▸ **Provided entries**:
## BEGIN
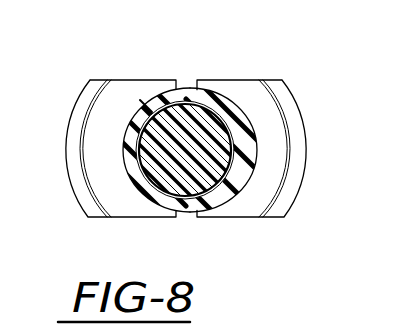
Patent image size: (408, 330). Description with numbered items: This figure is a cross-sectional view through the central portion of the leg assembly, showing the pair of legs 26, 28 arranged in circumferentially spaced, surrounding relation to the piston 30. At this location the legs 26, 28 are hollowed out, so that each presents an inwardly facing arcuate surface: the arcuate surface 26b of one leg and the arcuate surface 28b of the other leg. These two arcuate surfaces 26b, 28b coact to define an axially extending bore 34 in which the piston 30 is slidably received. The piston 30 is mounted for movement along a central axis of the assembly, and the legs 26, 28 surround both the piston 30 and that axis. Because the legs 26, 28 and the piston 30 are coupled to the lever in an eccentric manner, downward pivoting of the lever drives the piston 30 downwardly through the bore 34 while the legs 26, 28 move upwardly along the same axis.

The leg 26 is at (118, 162).
The leg 28 is at (254, 180).
The arcuate surface 26b is at (147, 128).
The arcuate surface 28b is at (228, 158).
The piston 30 is at (233, 123).
The bore 34 is at (146, 108).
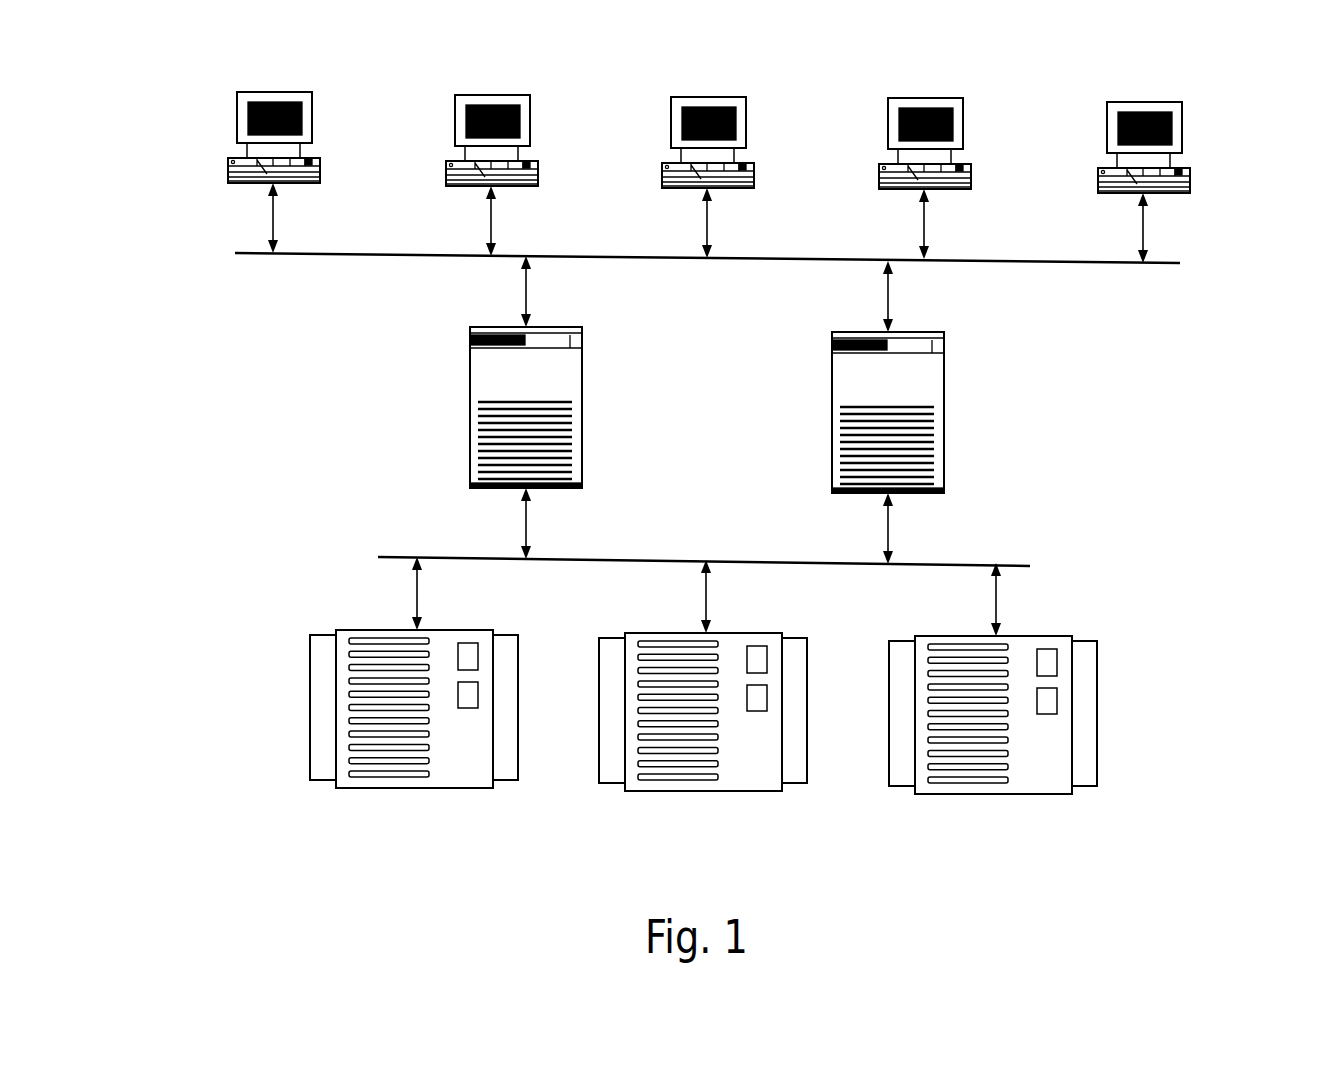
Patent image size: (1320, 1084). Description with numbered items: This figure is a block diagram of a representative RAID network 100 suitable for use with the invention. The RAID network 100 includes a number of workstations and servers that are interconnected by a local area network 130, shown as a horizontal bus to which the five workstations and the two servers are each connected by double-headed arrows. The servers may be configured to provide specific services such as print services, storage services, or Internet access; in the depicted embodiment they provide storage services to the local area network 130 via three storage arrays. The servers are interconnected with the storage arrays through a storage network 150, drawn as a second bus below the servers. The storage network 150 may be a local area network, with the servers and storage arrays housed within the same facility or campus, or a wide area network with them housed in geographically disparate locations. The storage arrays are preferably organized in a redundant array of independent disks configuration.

The RAID network 100 is at (202, 107).
The local area network 130 is at (598, 256).
The storage network 150 is at (629, 560).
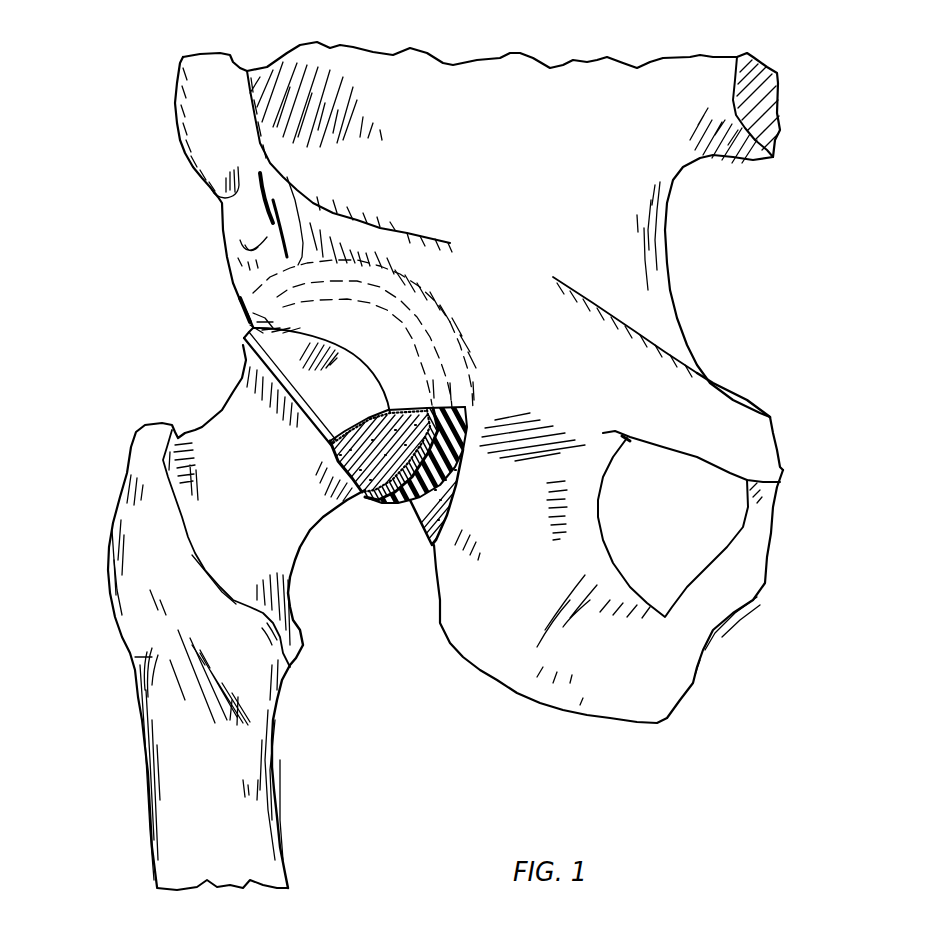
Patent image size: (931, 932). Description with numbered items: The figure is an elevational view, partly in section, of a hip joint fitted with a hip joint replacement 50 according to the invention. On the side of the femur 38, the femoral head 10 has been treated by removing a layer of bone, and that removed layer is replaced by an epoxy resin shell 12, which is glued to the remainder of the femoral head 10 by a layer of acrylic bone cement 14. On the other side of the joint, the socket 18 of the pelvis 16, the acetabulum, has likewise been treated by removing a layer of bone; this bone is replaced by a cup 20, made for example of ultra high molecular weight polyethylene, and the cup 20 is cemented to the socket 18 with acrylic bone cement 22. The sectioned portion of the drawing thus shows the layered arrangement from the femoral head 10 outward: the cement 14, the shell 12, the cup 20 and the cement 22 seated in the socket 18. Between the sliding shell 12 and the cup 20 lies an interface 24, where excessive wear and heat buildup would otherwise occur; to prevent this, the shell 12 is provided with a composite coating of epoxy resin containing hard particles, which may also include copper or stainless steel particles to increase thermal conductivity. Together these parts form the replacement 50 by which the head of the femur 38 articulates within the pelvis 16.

The femoral head 10 is at (337, 505).
The epoxy resin shell 12 is at (390, 498).
The acrylic bone cement 14 is at (369, 491).
The pelvis 16 is at (347, 190).
The socket 18 is at (408, 505).
The cup 20 is at (452, 527).
The acrylic bone cement 22 is at (422, 513).
The interface 24 is at (402, 503).
The femur 38 is at (158, 722).
The hip joint replacement 50 is at (222, 339).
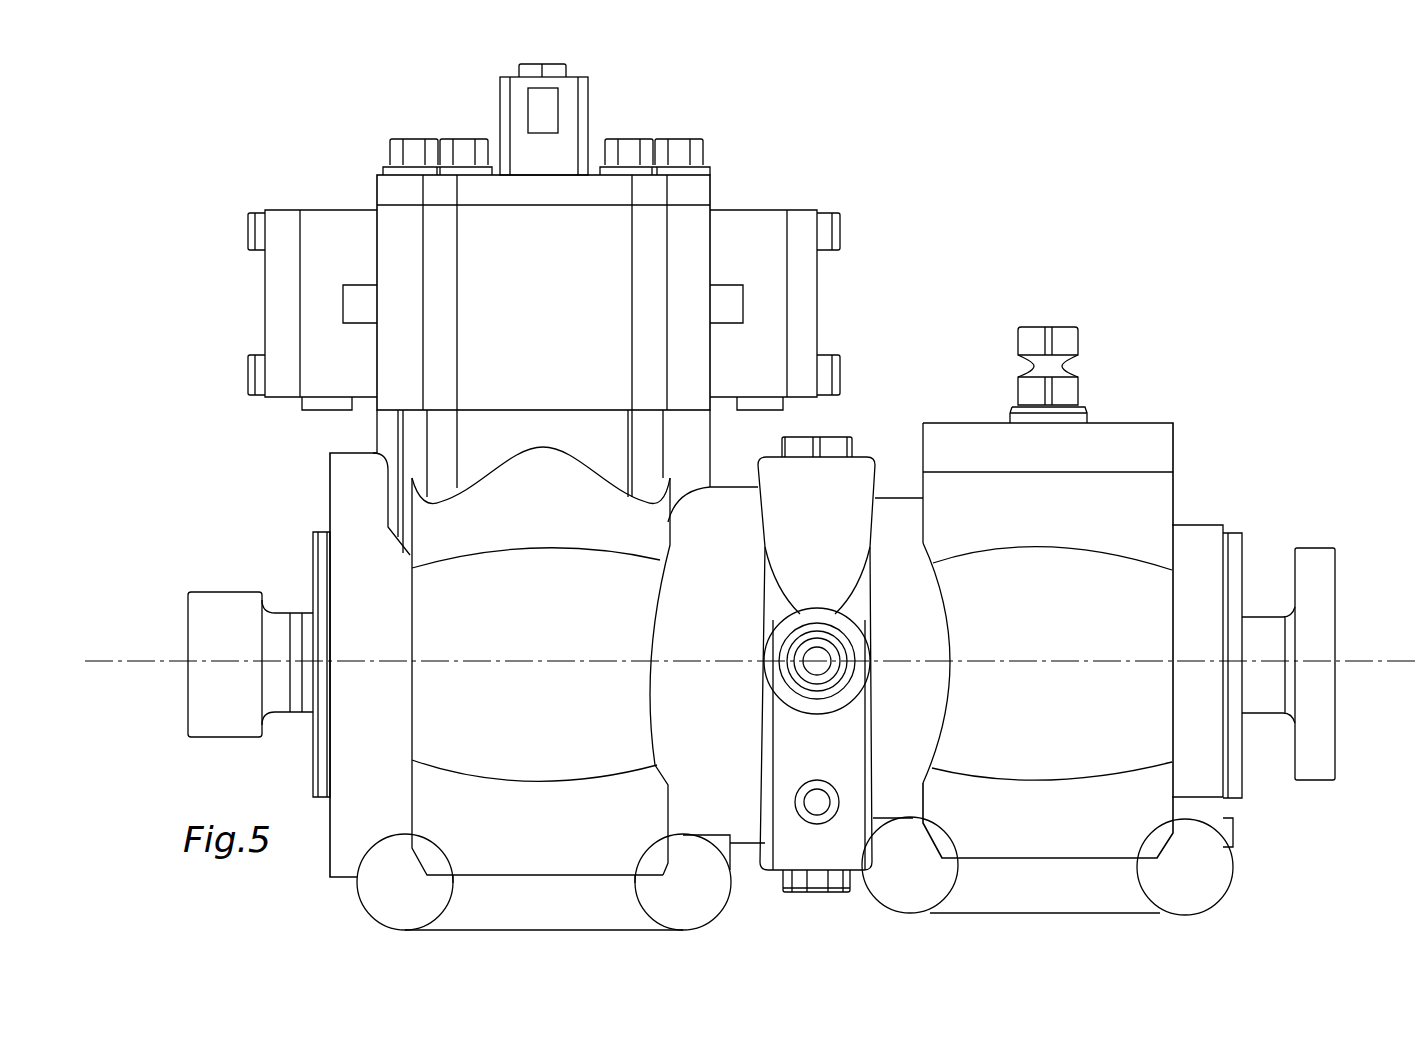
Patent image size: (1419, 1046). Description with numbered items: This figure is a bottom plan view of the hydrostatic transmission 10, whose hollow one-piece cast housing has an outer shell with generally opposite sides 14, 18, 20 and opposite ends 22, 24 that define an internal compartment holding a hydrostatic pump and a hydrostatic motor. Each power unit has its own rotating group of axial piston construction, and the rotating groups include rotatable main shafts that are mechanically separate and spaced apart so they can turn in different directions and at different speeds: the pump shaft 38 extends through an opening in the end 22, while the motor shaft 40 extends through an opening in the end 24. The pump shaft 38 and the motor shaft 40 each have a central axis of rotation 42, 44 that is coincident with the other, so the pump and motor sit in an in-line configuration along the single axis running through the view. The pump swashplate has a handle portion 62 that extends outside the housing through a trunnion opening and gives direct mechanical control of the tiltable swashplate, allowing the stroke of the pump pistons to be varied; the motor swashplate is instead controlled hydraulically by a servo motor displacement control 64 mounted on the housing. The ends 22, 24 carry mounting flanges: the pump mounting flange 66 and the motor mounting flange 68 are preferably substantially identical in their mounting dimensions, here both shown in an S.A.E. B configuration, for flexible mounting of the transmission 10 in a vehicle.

The hydrostatic transmission 10 is at (972, 220).
The side 14 is at (770, 872).
The side 18 is at (906, 497).
The side 20 is at (718, 623).
The end 22 is at (1227, 527).
The end 24 is at (330, 507).
The pump shaft 38 is at (1257, 713).
The motor shaft 40 is at (290, 713).
The central axis of rotation 42 is at (1407, 663).
The central axis of rotation 44 is at (113, 662).
The handle portion 62 is at (1030, 327).
The servo motor displacement control 64 is at (273, 206).
The pump mounting flange 66 is at (1237, 797).
The motor mounting flange 68 is at (313, 776).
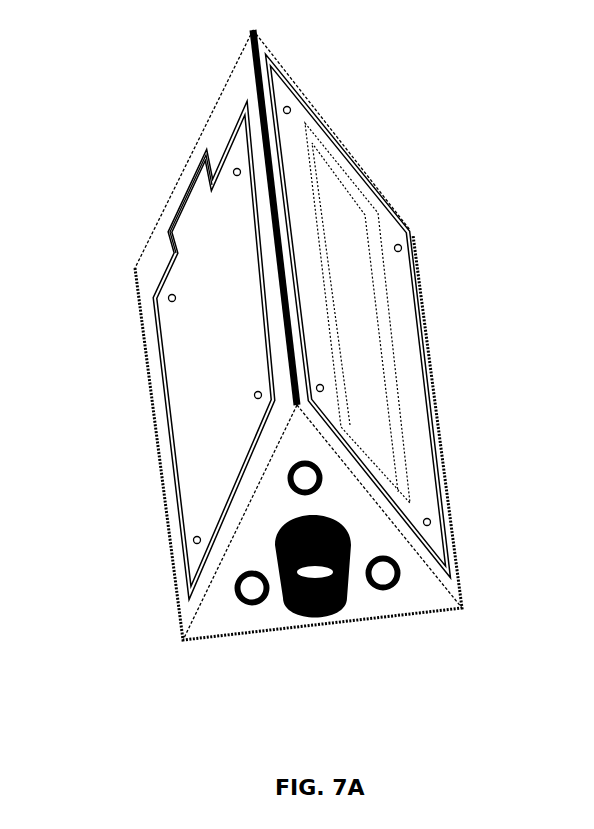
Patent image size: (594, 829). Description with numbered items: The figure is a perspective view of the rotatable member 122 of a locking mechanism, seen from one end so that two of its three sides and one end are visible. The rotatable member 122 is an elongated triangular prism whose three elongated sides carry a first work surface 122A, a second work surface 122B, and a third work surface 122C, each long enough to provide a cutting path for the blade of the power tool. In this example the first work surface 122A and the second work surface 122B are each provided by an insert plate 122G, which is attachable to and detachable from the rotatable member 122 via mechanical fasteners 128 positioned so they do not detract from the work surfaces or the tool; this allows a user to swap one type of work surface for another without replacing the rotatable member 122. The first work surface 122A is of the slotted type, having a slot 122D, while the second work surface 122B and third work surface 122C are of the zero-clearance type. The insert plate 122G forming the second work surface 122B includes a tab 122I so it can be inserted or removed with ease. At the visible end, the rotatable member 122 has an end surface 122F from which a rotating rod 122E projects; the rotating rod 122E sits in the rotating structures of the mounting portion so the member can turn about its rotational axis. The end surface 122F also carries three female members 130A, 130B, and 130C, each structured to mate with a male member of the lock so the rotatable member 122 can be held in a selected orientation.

The rotatable member 122 is at (355, 113).
The first work surface 122A is at (404, 228).
The second work surface 122B is at (197, 314).
The third work surface 122C is at (262, 634).
The slot 122D is at (339, 294).
The rotating rod 122E is at (313, 626).
The end surface 122F is at (415, 600).
The insert plate 122G is at (286, 326).
The tab 122I is at (194, 215).
The mechanical fasteners 128 is at (288, 107).
The female member 130A is at (372, 573).
The female member 130B is at (308, 476).
The female member 130C is at (255, 589).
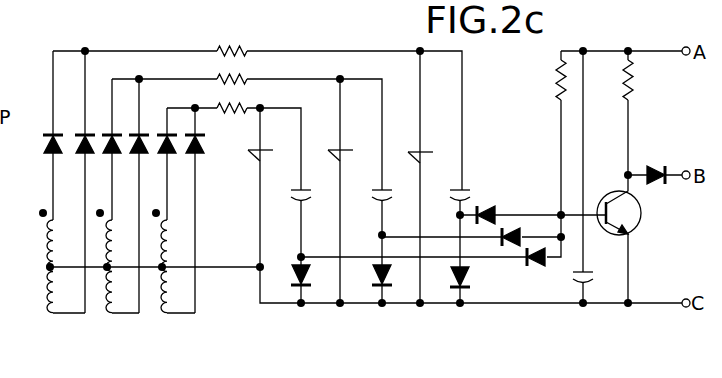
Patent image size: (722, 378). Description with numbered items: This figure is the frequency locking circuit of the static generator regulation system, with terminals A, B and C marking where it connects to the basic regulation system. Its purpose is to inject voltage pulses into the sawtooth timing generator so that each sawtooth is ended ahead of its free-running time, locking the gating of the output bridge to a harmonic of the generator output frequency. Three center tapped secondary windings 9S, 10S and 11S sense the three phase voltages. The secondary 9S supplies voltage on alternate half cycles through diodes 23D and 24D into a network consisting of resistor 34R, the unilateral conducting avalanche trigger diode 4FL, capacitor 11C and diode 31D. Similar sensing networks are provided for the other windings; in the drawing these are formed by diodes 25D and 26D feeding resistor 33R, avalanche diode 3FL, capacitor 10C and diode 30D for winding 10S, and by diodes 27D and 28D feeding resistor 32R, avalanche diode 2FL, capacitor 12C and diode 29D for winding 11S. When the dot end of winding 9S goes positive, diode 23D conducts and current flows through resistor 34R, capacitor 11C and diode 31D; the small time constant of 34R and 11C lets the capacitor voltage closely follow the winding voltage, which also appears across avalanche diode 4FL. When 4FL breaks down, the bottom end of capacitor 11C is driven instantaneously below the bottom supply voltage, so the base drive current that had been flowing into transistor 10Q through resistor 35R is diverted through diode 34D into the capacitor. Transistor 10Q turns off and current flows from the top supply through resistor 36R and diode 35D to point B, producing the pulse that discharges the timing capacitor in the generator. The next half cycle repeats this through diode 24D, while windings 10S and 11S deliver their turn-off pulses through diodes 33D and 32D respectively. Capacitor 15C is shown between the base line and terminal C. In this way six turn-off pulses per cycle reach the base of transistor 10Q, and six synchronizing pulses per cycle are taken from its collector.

The resistor 34R is at (242, 49).
The resistor 33R is at (242, 77).
The resistor 32R is at (242, 106).
The diode 23D is at (43, 143).
The diode 24D is at (76, 151).
The diode 25D is at (110, 134).
The diode 26D is at (166, 135).
The diode 27D is at (200, 154).
The diode 28D is at (175, 153).
The center tapped secondary winding 9S is at (61, 283).
The secondary winding 10S is at (124, 283).
The secondary winding 11S is at (182, 283).
The fusible link 2FL is at (250, 149).
The fusible link 3FL is at (337, 150).
The avalanche trigger diode 4FL is at (416, 152).
The capacitor 12C is at (304, 200).
The capacitor 10C is at (384, 200).
The capacitor 11C is at (461, 200).
The capacitor 15C is at (584, 279).
The diode 29D is at (290, 272).
The diode 30D is at (371, 272).
The diode 31D is at (470, 274).
The diode 32D is at (532, 268).
The diode 33D is at (508, 243).
The diode 34D is at (489, 208).
The diode 35D is at (703, 128).
The resistor 35R is at (539, 86).
The resistor 36R is at (634, 90).
The transistor 10Q is at (607, 194).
## END
▸ **Your goal**: Rewrite the lines of the records from the start through the line containing "The piston 30 is at (233, 123).", both ends included, replacing "upwardly" with "downwardly" and keeping everything else the same. Leave the pictures out of your answer.

▸ **The answer**:
Patent image size: (408, 330). Description with numbered items: This figure is a cross-sectional view through the central portion of the leg assembly, showing the pair of legs 26, 28 arranged in circumferentially spaced, surrounding relation to the piston 30. At this location the legs 26, 28 are hollowed out, so that each presents an inwardly facing arcuate surface: the arcuate surface 26b of one leg and the arcuate surface 28b of the other leg. These two arcuate surfaces 26b, 28b coact to define an axially extending bore 34 in which the piston 30 is slidably received. The piston 30 is mounted for movement along a central axis of the assembly, and the legs 26, 28 surround both the piston 30 and that axis. Because the legs 26, 28 and the piston 30 are coupled to the lever in an eccentric manner, downward pivoting of the lever drives the piston 30 downwardly through the bore 34 while the legs 26, 28 move downwardly along the same axis.

The leg 26 is at (118, 162).
The leg 28 is at (254, 180).
The arcuate surface 26b is at (147, 128).
The arcuate surface 28b is at (228, 158).
The piston 30 is at (233, 123).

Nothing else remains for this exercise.